── TASK INPUT ──

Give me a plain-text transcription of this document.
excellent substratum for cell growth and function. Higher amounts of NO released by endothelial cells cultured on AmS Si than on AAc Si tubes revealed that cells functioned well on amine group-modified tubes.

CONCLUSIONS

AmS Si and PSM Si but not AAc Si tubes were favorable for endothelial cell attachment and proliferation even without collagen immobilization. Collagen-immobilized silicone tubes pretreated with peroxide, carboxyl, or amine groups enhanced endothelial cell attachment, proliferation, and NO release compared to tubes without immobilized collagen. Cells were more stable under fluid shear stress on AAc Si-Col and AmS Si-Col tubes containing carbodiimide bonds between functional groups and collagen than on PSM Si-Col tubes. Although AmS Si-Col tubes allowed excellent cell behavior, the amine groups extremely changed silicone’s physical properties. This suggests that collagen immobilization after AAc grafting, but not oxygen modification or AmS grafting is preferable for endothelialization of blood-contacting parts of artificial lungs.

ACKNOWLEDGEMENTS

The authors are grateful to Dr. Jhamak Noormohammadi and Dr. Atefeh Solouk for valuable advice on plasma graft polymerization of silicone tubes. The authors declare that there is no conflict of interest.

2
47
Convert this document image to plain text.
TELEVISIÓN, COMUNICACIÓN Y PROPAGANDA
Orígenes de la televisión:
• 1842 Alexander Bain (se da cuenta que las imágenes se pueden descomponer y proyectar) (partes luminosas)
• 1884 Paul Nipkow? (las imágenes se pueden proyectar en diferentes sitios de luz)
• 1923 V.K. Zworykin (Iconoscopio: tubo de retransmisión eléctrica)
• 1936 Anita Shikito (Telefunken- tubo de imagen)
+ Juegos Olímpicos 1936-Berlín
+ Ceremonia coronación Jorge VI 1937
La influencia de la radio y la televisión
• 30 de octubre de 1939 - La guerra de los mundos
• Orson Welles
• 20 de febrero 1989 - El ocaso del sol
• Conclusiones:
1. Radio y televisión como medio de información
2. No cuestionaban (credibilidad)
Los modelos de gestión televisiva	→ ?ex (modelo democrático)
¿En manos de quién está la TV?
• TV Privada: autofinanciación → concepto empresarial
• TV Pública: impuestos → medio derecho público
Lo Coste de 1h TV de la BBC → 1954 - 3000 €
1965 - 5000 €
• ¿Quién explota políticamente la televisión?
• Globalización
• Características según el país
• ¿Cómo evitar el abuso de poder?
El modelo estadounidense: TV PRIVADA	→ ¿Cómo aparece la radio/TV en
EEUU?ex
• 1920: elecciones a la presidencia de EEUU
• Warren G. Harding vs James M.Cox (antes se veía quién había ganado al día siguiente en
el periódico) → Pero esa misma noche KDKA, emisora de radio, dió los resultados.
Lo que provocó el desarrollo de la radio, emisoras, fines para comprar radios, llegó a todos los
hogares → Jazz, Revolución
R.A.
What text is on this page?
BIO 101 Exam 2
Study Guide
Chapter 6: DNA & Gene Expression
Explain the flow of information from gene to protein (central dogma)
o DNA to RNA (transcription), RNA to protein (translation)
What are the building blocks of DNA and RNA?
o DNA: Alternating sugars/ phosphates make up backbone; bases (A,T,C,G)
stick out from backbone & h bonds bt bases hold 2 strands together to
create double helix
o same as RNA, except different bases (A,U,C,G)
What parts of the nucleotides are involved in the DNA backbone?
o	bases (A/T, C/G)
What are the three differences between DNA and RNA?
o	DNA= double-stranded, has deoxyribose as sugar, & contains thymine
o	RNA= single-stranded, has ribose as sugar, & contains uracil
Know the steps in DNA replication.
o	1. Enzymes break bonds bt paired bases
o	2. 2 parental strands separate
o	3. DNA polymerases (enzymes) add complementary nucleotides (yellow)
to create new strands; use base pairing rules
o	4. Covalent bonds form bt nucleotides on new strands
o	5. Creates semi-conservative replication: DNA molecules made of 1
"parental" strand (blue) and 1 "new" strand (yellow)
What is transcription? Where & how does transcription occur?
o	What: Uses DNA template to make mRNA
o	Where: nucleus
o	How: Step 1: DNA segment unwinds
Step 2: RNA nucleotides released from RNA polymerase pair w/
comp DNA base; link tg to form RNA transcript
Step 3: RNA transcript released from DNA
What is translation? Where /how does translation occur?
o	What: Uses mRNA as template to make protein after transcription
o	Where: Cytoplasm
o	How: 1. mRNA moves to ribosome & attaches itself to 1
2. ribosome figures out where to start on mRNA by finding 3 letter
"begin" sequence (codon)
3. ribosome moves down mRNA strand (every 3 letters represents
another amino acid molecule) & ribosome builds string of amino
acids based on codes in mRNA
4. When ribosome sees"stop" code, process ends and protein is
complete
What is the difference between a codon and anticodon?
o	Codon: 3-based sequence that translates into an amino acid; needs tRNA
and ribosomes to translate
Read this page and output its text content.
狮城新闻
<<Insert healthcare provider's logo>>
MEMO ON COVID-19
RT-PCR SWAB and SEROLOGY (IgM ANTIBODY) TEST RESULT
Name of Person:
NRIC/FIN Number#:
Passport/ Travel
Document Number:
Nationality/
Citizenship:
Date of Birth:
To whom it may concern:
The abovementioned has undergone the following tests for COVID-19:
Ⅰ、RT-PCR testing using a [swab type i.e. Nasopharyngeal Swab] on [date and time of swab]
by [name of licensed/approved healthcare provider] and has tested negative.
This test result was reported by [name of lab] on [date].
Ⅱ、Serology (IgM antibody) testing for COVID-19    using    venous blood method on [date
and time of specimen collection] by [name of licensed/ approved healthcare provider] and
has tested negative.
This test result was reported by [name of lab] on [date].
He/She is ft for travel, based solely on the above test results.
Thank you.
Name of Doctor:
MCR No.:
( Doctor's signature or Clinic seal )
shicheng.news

───

(WHAT YOU HAVE TO DO):
Output the listing above exactly as it appears.

(OUTPUT FOR THIS TASK):
Give me a plain-text transcription of this document.
excellent substratum for cell growth and function. Higher amounts of NO released by endothelial cells cultured on AmS Si than on AAc Si tubes revealed that cells functioned well on amine group-modified tubes.

CONCLUSIONS

AmS Si and PSM Si but not AAc Si tubes were favorable for endothelial cell attachment and proliferation even without collagen immobilization. Collagen-immobilized silicone tubes pretreated with peroxide, carboxyl, or amine groups enhanced endothelial cell attachment, proliferation, and NO release compared to tubes without immobilized collagen. Cells were more stable under fluid shear stress on AAc Si-Col and AmS Si-Col tubes containing carbodiimide bonds between functional groups and collagen than on PSM Si-Col tubes. Although AmS Si-Col tubes allowed excellent cell behavior, the amine groups extremely changed silicone’s physical properties. This suggests that collagen immobilization after AAc grafting, but not oxygen modification or AmS grafting is preferable for endothelialization of blood-contacting parts of artificial lungs.

ACKNOWLEDGEMENTS

The authors are grateful to Dr. Jhamak Noormohammadi and Dr. Atefeh Solouk for valuable advice on plasma graft polymerization of silicone tubes. The authors declare that there is no conflict of interest.

2
47
Convert this document image to plain text.
TELEVISIÓN, COMUNICACIÓN Y PROPAGANDA
Orígenes de la televisión:
• 1842 Alexander Bain (se da cuenta que las imágenes se pueden descomponer y proyectar) (partes luminosas)
• 1884 Paul Nipkow? (las imágenes se pueden proyectar en diferentes sitios de luz)
• 1923 V.K. Zworykin (Iconoscopio: tubo de retransmisión eléctrica)
• 1936 Anita Shikito (Telefunken- tubo de imagen)
+ Juegos Olímpicos 1936-Berlín
+ Ceremonia coronación Jorge VI 1937
La influencia de la radio y la televisión
• 30 de octubre de 1939 - La guerra de los mundos
• Orson Welles
• 20 de febrero 1989 - El ocaso del sol
• Conclusiones:
1. Radio y televisión como medio de información
2. No cuestionaban (credibilidad)
Los modelos de gestión televisiva	→ ?ex (modelo democrático)
¿En manos de quién está la TV?
• TV Privada: autofinanciación → concepto empresarial
• TV Pública: impuestos → medio derecho público
Lo Coste de 1h TV de la BBC → 1954 - 3000 €
1965 - 5000 €
• ¿Quién explota políticamente la televisión?
• Globalización
• Características según el país
• ¿Cómo evitar el abuso de poder?
El modelo estadounidense: TV PRIVADA	→ ¿Cómo aparece la radio/TV en
EEUU?ex
• 1920: elecciones a la presidencia de EEUU
• Warren G. Harding vs James M.Cox (antes se veía quién había ganado al día siguiente en
el periódico) → Pero esa misma noche KDKA, emisora de radio, dió los resultados.
Lo que provocó el desarrollo de la radio, emisoras, fines para comprar radios, llegó a todos los
hogares → Jazz, Revolución
R.A.
What text is on this page?
BIO 101 Exam 2
Study Guide
Chapter 6: DNA & Gene Expression
Explain the flow of information from gene to protein (central dogma)
o DNA to RNA (transcription), RNA to protein (translation)
What are the building blocks of DNA and RNA?
o DNA: Alternating sugars/ phosphates make up backbone; bases (A,T,C,G)
stick out from backbone & h bonds bt bases hold 2 strands together to
create double helix
o same as RNA, except different bases (A,U,C,G)
What parts of the nucleotides are involved in the DNA backbone?
o	bases (A/T, C/G)
What are the three differences between DNA and RNA?
o	DNA= double-stranded, has deoxyribose as sugar, & contains thymine
o	RNA= single-stranded, has ribose as sugar, & contains uracil
Know the steps in DNA replication.
o	1. Enzymes break bonds bt paired bases
o	2. 2 parental strands separate
o	3. DNA polymerases (enzymes) add complementary nucleotides (yellow)
to create new strands; use base pairing rules
o	4. Covalent bonds form bt nucleotides on new strands
o	5. Creates semi-conservative replication: DNA molecules made of 1
"parental" strand (blue) and 1 "new" strand (yellow)
What is transcription? Where & how does transcription occur?
o	What: Uses DNA template to make mRNA
o	Where: nucleus
o	How: Step 1: DNA segment unwinds
Step 2: RNA nucleotides released from RNA polymerase pair w/
comp DNA base; link tg to form RNA transcript
Step 3: RNA transcript released from DNA
What is translation? Where /how does translation occur?
o	What: Uses mRNA as template to make protein after transcription
o	Where: Cytoplasm
o	How: 1. mRNA moves to ribosome & attaches itself to 1
2. ribosome figures out where to start on mRNA by finding 3 letter
"begin" sequence (codon)
3. ribosome moves down mRNA strand (every 3 letters represents
another amino acid molecule) & ribosome builds string of amino
acids based on codes in mRNA
4. When ribosome sees"stop" code, process ends and protein is
complete
What is the difference between a codon and anticodon?
o	Codon: 3-based sequence that translates into an amino acid; needs tRNA
and ribosomes to translate
Read this page and output its text content.
狮城新闻
<<Insert healthcare provider's logo>>
MEMO ON COVID-19
RT-PCR SWAB and SEROLOGY (IgM ANTIBODY) TEST RESULT
Name of Person:
NRIC/FIN Number#:
Passport/ Travel
Document Number:
Nationality/
Citizenship:
Date of Birth:
To whom it may concern:
The abovementioned has undergone the following tests for COVID-19:
Ⅰ、RT-PCR testing using a [swab type i.e. Nasopharyngeal Swab] on [date and time of swab]
by [name of licensed/approved healthcare provider] and has tested negative.
This test result was reported by [name of lab] on [date].
Ⅱ、Serology (IgM antibody) testing for COVID-19    using    venous blood method on [date
and time of specimen collection] by [name of licensed/ approved healthcare provider] and
has tested negative.
This test result was reported by [name of lab] on [date].
He/She is ft for travel, based solely on the above test results.
Thank you.
Name of Doctor:
MCR No.:
( Doctor's signature or Clinic seal )
shicheng.news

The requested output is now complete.